* Required task: Tell how many lines in these records contain the string "JSON", with only the number as the reply.

* Data to process:

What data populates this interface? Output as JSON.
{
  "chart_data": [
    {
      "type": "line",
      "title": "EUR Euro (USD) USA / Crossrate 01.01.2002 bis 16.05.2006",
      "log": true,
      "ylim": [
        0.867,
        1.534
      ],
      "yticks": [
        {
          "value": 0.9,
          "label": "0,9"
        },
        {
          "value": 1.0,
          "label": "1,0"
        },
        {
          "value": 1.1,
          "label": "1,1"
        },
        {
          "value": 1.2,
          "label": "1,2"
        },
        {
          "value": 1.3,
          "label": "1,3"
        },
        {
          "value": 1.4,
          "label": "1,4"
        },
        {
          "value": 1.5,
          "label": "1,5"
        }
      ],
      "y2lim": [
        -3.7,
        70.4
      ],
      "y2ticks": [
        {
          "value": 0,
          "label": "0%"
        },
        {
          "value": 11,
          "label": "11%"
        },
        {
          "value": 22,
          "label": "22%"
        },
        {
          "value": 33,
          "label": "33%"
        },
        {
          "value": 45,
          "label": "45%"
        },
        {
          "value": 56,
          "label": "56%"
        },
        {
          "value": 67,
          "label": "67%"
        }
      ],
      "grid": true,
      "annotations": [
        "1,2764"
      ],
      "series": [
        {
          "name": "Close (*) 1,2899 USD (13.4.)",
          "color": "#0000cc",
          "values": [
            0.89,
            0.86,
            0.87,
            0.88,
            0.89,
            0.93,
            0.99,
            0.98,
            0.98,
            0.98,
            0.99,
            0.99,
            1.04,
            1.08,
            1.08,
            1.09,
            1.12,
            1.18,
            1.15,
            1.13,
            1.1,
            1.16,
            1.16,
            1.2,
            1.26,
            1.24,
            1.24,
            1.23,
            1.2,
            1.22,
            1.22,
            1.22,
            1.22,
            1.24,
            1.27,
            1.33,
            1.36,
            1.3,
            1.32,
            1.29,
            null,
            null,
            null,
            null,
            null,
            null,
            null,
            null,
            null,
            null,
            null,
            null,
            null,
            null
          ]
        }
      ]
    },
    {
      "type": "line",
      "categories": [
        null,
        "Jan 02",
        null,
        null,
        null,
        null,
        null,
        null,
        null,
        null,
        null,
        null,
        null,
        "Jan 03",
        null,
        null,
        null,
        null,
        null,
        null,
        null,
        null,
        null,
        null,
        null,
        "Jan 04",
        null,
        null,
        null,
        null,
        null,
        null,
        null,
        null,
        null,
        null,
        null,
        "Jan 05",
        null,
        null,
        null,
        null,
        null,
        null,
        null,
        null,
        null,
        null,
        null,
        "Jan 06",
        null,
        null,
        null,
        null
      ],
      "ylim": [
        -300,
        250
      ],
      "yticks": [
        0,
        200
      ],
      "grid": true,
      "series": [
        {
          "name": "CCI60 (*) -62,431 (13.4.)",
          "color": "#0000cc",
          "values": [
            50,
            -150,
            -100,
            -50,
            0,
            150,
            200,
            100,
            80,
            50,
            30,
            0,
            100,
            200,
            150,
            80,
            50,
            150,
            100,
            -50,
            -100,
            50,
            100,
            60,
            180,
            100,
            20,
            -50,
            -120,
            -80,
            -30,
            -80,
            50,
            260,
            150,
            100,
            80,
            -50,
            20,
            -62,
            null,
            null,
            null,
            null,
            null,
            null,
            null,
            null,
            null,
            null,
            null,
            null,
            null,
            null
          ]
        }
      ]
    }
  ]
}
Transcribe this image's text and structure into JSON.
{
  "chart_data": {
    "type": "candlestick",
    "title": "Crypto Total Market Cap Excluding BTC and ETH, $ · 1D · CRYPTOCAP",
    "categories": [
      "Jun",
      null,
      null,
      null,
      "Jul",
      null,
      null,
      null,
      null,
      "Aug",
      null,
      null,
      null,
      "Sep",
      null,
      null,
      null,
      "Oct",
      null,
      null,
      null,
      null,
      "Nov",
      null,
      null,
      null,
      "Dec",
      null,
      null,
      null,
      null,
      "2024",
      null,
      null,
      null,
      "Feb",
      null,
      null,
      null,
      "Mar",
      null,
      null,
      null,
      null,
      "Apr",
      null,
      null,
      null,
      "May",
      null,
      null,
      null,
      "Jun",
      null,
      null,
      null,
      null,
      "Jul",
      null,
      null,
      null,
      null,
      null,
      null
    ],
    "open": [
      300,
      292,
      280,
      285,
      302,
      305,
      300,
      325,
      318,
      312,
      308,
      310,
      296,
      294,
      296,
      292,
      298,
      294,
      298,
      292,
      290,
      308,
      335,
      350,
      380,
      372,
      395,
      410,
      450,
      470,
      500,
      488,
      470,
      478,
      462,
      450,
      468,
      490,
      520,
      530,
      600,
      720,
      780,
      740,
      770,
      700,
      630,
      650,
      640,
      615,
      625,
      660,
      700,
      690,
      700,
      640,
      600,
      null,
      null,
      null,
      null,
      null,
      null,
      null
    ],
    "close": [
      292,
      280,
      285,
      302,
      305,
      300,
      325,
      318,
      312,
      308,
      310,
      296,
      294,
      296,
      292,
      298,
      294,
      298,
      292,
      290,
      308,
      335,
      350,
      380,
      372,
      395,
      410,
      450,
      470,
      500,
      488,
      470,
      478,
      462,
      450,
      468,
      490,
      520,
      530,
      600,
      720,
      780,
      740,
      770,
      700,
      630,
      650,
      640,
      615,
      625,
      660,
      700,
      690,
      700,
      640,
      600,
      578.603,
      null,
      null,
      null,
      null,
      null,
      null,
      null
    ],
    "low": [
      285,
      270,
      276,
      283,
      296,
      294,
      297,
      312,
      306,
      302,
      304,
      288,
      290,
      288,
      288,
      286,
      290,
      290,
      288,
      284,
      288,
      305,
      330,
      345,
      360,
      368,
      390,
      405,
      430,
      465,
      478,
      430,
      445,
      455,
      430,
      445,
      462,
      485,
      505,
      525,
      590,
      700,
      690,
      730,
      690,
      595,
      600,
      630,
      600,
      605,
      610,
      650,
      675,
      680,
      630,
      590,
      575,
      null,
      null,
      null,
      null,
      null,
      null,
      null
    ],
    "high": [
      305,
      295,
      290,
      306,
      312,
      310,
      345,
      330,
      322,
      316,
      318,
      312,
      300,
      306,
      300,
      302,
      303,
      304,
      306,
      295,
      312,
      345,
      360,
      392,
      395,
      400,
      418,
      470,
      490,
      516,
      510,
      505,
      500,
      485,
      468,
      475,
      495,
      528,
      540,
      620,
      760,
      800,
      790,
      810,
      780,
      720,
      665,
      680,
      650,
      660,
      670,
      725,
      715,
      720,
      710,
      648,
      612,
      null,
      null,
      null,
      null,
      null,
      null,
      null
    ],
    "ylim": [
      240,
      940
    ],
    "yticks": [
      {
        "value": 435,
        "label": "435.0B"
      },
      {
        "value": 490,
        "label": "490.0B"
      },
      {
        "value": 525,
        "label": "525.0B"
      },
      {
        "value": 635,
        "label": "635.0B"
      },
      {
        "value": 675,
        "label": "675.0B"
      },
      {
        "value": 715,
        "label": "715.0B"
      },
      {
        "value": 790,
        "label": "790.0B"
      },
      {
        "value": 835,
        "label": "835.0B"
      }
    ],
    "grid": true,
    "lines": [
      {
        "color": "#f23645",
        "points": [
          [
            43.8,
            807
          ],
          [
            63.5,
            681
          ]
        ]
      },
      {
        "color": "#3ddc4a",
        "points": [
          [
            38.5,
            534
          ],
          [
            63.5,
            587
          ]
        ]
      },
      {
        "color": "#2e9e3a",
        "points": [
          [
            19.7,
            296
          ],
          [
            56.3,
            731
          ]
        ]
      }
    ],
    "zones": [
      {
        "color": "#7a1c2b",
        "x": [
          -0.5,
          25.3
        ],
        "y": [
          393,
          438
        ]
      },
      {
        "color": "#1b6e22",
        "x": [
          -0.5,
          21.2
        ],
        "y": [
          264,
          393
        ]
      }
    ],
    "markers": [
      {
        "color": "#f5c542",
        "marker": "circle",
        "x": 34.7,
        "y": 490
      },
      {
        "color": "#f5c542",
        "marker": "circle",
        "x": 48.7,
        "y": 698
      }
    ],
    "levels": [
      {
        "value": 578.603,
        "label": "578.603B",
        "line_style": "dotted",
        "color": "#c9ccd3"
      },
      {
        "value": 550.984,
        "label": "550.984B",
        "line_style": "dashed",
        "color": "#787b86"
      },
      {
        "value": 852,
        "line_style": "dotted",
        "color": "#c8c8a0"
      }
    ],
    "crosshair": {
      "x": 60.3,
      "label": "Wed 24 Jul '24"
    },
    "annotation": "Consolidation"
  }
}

* Output below: 2